— begin —
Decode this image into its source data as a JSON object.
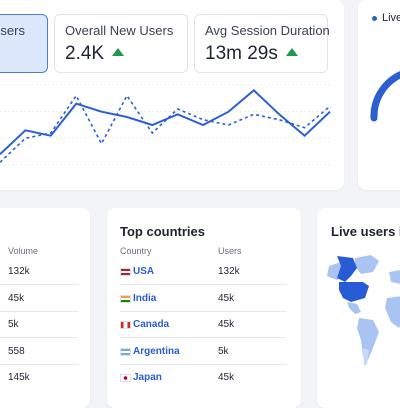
{
  "stats": [
    {
      "label": "Users",
      "value": ""
    },
    {
      "label": "Overall New Users",
      "value": "2.4K"
    },
    {
      "label": "Avg Session Duration",
      "value": "13m 29s"
    }
  ],
  "live_label": "Live",
  "volume_table": {
    "header": "Volume",
    "rows": [
      "132k",
      "45k",
      "5k",
      "558",
      "145k"
    ]
  },
  "top_countries": {
    "title": "Top countries",
    "col_country": "Country",
    "col_users": "Users",
    "rows": [
      {
        "country": "USA",
        "users": "132k"
      },
      {
        "country": "India",
        "users": "45k"
      },
      {
        "country": "Canada",
        "users": "45k"
      },
      {
        "country": "Argentina",
        "users": "5k"
      },
      {
        "country": "Japan",
        "users": "45k"
      }
    ]
  },
  "live_users_map": {
    "title": "Live users b"
  },
  "colors": {
    "accent": "#2e5fd0",
    "positive": "#1e9a4f",
    "map_dark": "#2a5bd7",
    "map_light": "#a9c4f2"
  },
  "chart_data": {
    "type": "line",
    "series": [
      {
        "values": [
          8,
          26,
          22,
          46,
          40,
          36,
          30,
          38,
          30,
          40,
          56,
          38,
          22,
          40
        ]
      },
      {
        "values": [
          2,
          20,
          24,
          52,
          16,
          52,
          24,
          42,
          34,
          30,
          38,
          34,
          28,
          44
        ]
      }
    ],
    "grid": true
  }
}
— end —
→ **Set problem**:
Output every entry word for word, but omit the pictures.

→ **Solution to this task**:
Decode this image into its source data as a JSON object.
{
  "stats": [
    {
      "label": "Users",
      "value": ""
    },
    {
      "label": "Overall New Users",
      "value": "2.4K"
    },
    {
      "label": "Avg Session Duration",
      "value": "13m 29s"
    }
  ],
  "live_label": "Live",
  "volume_table": {
    "header": "Volume",
    "rows": [
      "132k",
      "45k",
      "5k",
      "558",
      "145k"
    ]
  },
  "top_countries": {
    "title": "Top countries",
    "col_country": "Country",
    "col_users": "Users",
    "rows": [
      {
        "country": "USA",
        "users": "132k"
      },
      {
        "country": "India",
        "users": "45k"
      },
      {
        "country": "Canada",
        "users": "45k"
      },
      {
        "country": "Argentina",
        "users": "5k"
      },
      {
        "country": "Japan",
        "users": "45k"
      }
    ]
  },
  "live_users_map": {
    "title": "Live users b"
  },
  "colors": {
    "accent": "#2e5fd0",
    "positive": "#1e9a4f",
    "map_dark": "#2a5bd7",
    "map_light": "#a9c4f2"
  },
  "chart_data": {
    "type": "line",
    "series": [
      {
        "values": [
          8,
          26,
          22,
          46,
          40,
          36,
          30,
          38,
          30,
          40,
          56,
          38,
          22,
          40
        ]
      },
      {
        "values": [
          2,
          20,
          24,
          52,
          16,
          52,
          24,
          42,
          34,
          30,
          38,
          34,
          28,
          44
        ]
      }
    ],
    "grid": true
  }
}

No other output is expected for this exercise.